→ Aim: Update the lines of the records from the one holding "svg-text:: 3.18m x" through the one holding "svg-text:BATH: BATH xyxy=(1947,496,1960,526)", inclusive, changing "KITCHEN" to "GALLEY" and keeping everything else the same. Return only those lines.

┌─ Extracted data

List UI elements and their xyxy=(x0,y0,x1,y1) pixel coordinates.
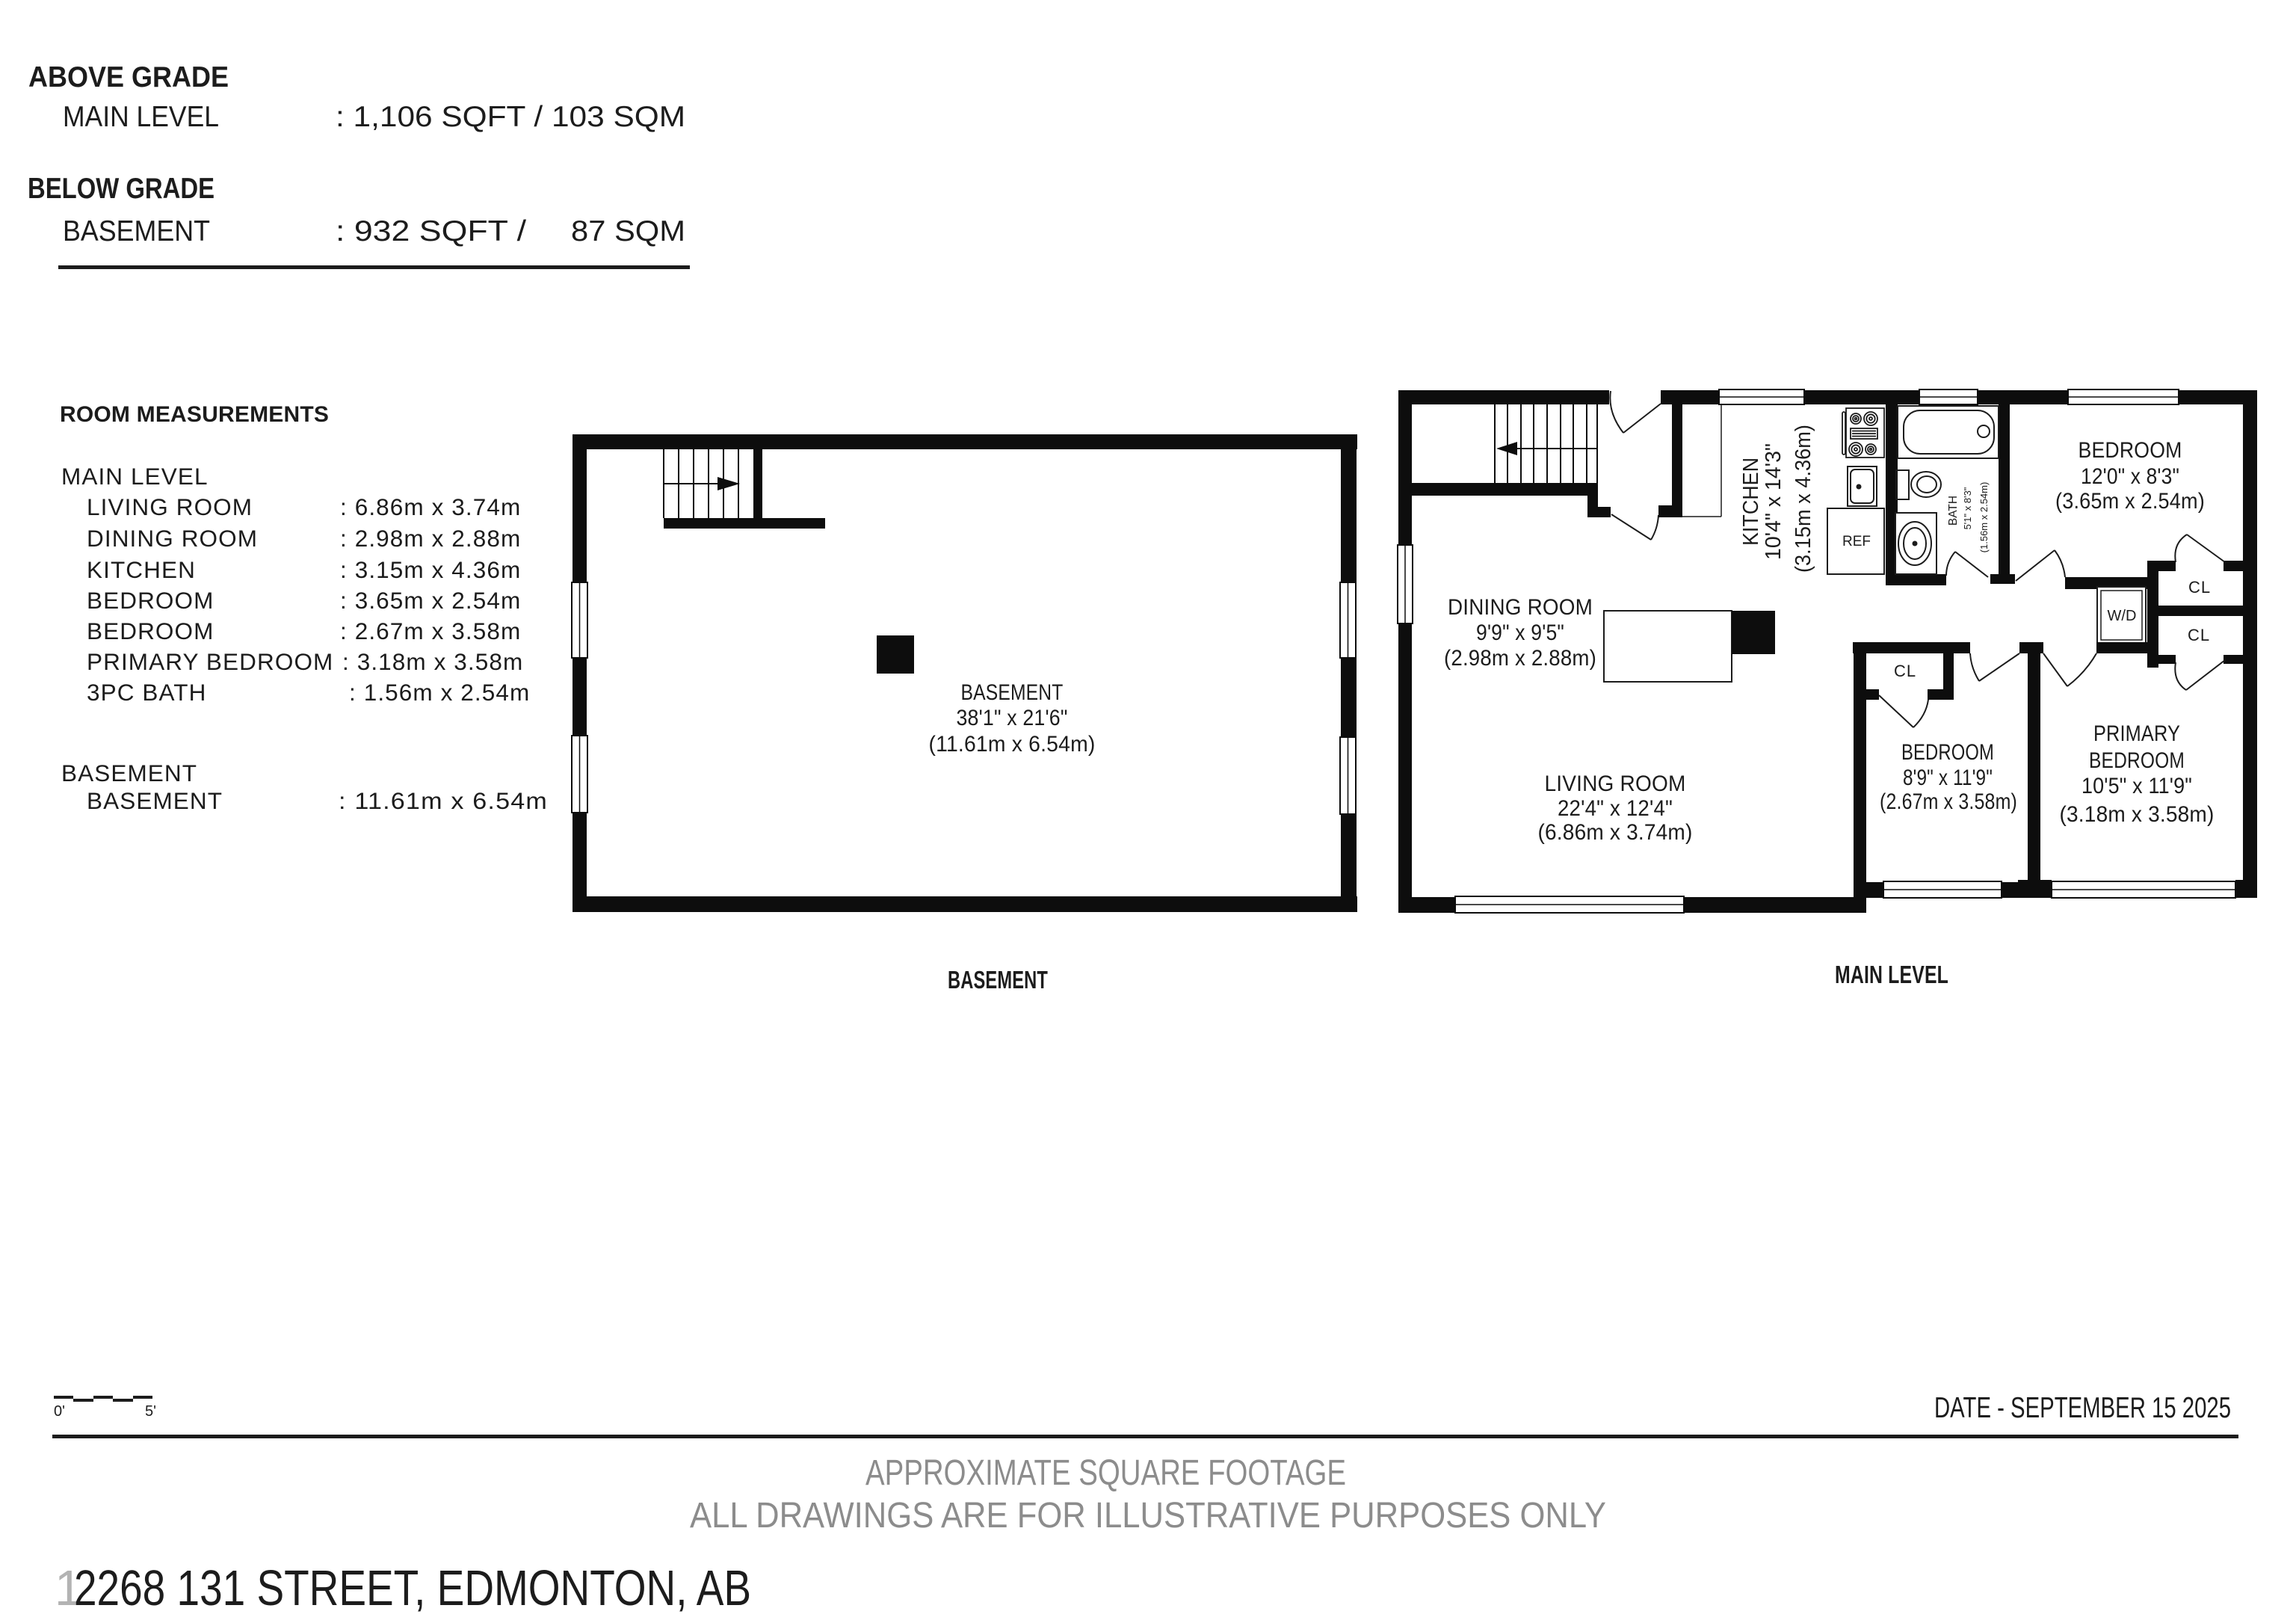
svg-text:: 3.18m x 3.58m: : 3.18m x 3.58m xyxy=(342,648,523,675)
svg-text:(2.67m x 3.58m): (2.67m x 3.58m) xyxy=(1880,789,2017,814)
svg-text:0': 0' xyxy=(54,1403,65,1420)
svg-text:BASEMENT: BASEMENT xyxy=(948,966,1048,994)
svg-text:BEDROOM: BEDROOM xyxy=(87,587,214,614)
svg-text:BASEMENT: BASEMENT xyxy=(87,787,223,814)
svg-text:22'4" x 12'4": 22'4" x 12'4" xyxy=(1558,796,1673,821)
svg-text:3PC BATH: 3PC BATH xyxy=(87,679,207,706)
svg-text:: 1.56m x 2.54m: : 1.56m x 2.54m xyxy=(349,679,530,706)
svg-text:(3.65m x 2.54m): (3.65m x 2.54m) xyxy=(2055,489,2205,514)
svg-text:10'4" x 14'3": 10'4" x 14'3" xyxy=(1762,443,1786,560)
svg-text:8'9" x 11'9": 8'9" x 11'9" xyxy=(1903,766,1993,790)
svg-text:BASEMENT: BASEMENT xyxy=(961,680,1064,705)
svg-text:9'9" x 9'5": 9'9" x 9'5" xyxy=(1476,620,1564,645)
svg-text:: 6.86m x 3.74m: : 6.86m x 3.74m xyxy=(340,493,521,520)
svg-text:: 2.98m x 2.88m: : 2.98m x 2.88m xyxy=(340,525,521,552)
svg-text:KITCHEN: KITCHEN xyxy=(1739,458,1763,546)
svg-text:W/D: W/D xyxy=(2108,608,2137,624)
svg-text:87 SQM: 87 SQM xyxy=(571,215,685,247)
svg-text:CL: CL xyxy=(1894,662,1916,680)
svg-text:APPROXIMATE SQUARE FOOTAGE: APPROXIMATE SQUARE FOOTAGE xyxy=(865,1453,1346,1493)
svg-text:ALL DRAWINGS ARE FOR ILLUSTRAT: ALL DRAWINGS ARE FOR ILLUSTRATIVE PURPOS… xyxy=(690,1496,1606,1536)
svg-text:: 3.65m x 2.54m: : 3.65m x 2.54m xyxy=(340,587,521,614)
svg-text:5': 5' xyxy=(145,1403,156,1420)
svg-text:BATH: BATH xyxy=(1947,496,1960,526)
svg-text:ROOM MEASUREMENTS: ROOM MEASUREMENTS xyxy=(60,402,329,427)
svg-text:DATE - SEPTEMBER 15 2025: DATE - SEPTEMBER 15 2025 xyxy=(1934,1392,2231,1424)
svg-text:PRIMARY BEDROOM: PRIMARY BEDROOM xyxy=(87,648,333,675)
svg-text:38'1" x 21'6": 38'1" x 21'6" xyxy=(957,706,1068,730)
svg-text:BELOW GRADE: BELOW GRADE xyxy=(28,173,215,205)
svg-text:MAIN LEVEL: MAIN LEVEL xyxy=(1835,961,1948,988)
svg-text:10'5" x 11'9": 10'5" x 11'9" xyxy=(2081,774,2192,798)
svg-text:5'1" x 8'3": 5'1" x 8'3" xyxy=(1962,487,1973,529)
svg-text:ABOVE GRADE: ABOVE GRADE xyxy=(28,61,229,93)
svg-text:LIVING ROOM: LIVING ROOM xyxy=(1545,772,1686,796)
svg-text:(6.86m x 3.74m): (6.86m x 3.74m) xyxy=(1538,820,1693,845)
svg-text:BEDROOM: BEDROOM xyxy=(1901,740,1994,765)
svg-text:REF: REF xyxy=(1842,534,1871,549)
svg-text:CL: CL xyxy=(2188,626,2210,644)
svg-text:: 2.67m x 3.58m: : 2.67m x 3.58m xyxy=(340,618,521,644)
svg-text:2268 131 STREET, EDMONTON, AB: 2268 131 STREET, EDMONTON, AB xyxy=(74,1560,751,1616)
svg-text:LIVING ROOM: LIVING ROOM xyxy=(87,493,253,520)
svg-text:: 1,106 SQFT / 103 SQM: : 1,106 SQFT / 103 SQM xyxy=(336,101,685,133)
svg-text:BASEMENT: BASEMENT xyxy=(63,215,210,247)
svg-text:KITCHEN: KITCHEN xyxy=(87,556,196,583)
svg-text:DINING ROOM: DINING ROOM xyxy=(1448,595,1593,620)
svg-text:BASEMENT: BASEMENT xyxy=(61,760,197,786)
svg-text:: 11.61m x 6.54m: : 11.61m x 6.54m xyxy=(339,787,548,814)
svg-text:(3.15m x 4.36m): (3.15m x 4.36m) xyxy=(1792,425,1815,573)
svg-text:(11.61m x 6.54m): (11.61m x 6.54m) xyxy=(929,732,1096,757)
svg-text:(1.56m x 2.54m): (1.56m x 2.54m) xyxy=(1978,482,1990,553)
svg-text:BEDROOM: BEDROOM xyxy=(2079,438,2182,463)
svg-text:MAIN LEVEL: MAIN LEVEL xyxy=(63,101,219,133)
svg-text:MAIN LEVEL: MAIN LEVEL xyxy=(61,463,209,490)
svg-text:DINING ROOM: DINING ROOM xyxy=(87,525,258,552)
svg-text:CL: CL xyxy=(2188,578,2211,597)
svg-text:PRIMARY: PRIMARY xyxy=(2093,721,2180,746)
svg-text:(3.18m x 3.58m): (3.18m x 3.58m) xyxy=(2060,802,2215,827)
svg-text:12'0" x 8'3": 12'0" x 8'3" xyxy=(2081,464,2179,489)
svg-text:(2.98m x 2.88m): (2.98m x 2.88m) xyxy=(1444,646,1596,671)
svg-text:BEDROOM: BEDROOM xyxy=(87,618,214,644)
svg-text:BEDROOM: BEDROOM xyxy=(2089,748,2185,773)
svg-text:: 932 SQFT /: : 932 SQFT / xyxy=(336,215,526,247)
svg-text:: 3.15m x 4.36m: : 3.15m x 4.36m xyxy=(340,556,521,583)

└─

→ In response:
svg-text:: 3.18m x 3.58m: : 3.18m x 3.58m xyxy=(342,648,523,675)
svg-text:(2.67m x 3.58m): (2.67m x 3.58m) xyxy=(1880,789,2017,814)
svg-text:0': 0' xyxy=(54,1403,65,1420)
svg-text:BASEMENT: BASEMENT xyxy=(948,966,1048,994)
svg-text:BEDROOM: BEDROOM xyxy=(87,587,214,614)
svg-text:BASEMENT: BASEMENT xyxy=(87,787,223,814)
svg-text:22'4" x 12'4": 22'4" x 12'4" xyxy=(1558,796,1673,821)
svg-text:3PC BATH: 3PC BATH xyxy=(87,679,207,706)
svg-text:: 1.56m x 2.54m: : 1.56m x 2.54m xyxy=(349,679,530,706)
svg-text:(3.65m x 2.54m): (3.65m x 2.54m) xyxy=(2055,489,2205,514)
svg-text:10'4" x 14'3": 10'4" x 14'3" xyxy=(1762,443,1786,560)
svg-text:8'9" x 11'9": 8'9" x 11'9" xyxy=(1903,766,1993,790)
svg-text:BASEMENT: BASEMENT xyxy=(961,680,1064,705)
svg-text:9'9" x 9'5": 9'9" x 9'5" xyxy=(1476,620,1564,645)
svg-text:: 6.86m x 3.74m: : 6.86m x 3.74m xyxy=(340,493,521,520)
svg-text:: 2.98m x 2.88m: : 2.98m x 2.88m xyxy=(340,525,521,552)
svg-text:GALLEY: GALLEY xyxy=(1739,458,1763,546)
svg-text:W/D: W/D xyxy=(2108,608,2137,624)
svg-text:87 SQM: 87 SQM xyxy=(571,215,685,247)
svg-text:CL: CL xyxy=(1894,662,1916,680)
svg-text:APPROXIMATE SQUARE FOOTAGE: APPROXIMATE SQUARE FOOTAGE xyxy=(865,1453,1346,1493)
svg-text:ALL DRAWINGS ARE FOR ILLUSTRAT: ALL DRAWINGS ARE FOR ILLUSTRATIVE PURPOS… xyxy=(690,1496,1606,1536)
svg-text:: 3.65m x 2.54m: : 3.65m x 2.54m xyxy=(340,587,521,614)
svg-text:5': 5' xyxy=(145,1403,156,1420)
svg-text:BATH: BATH xyxy=(1947,496,1960,526)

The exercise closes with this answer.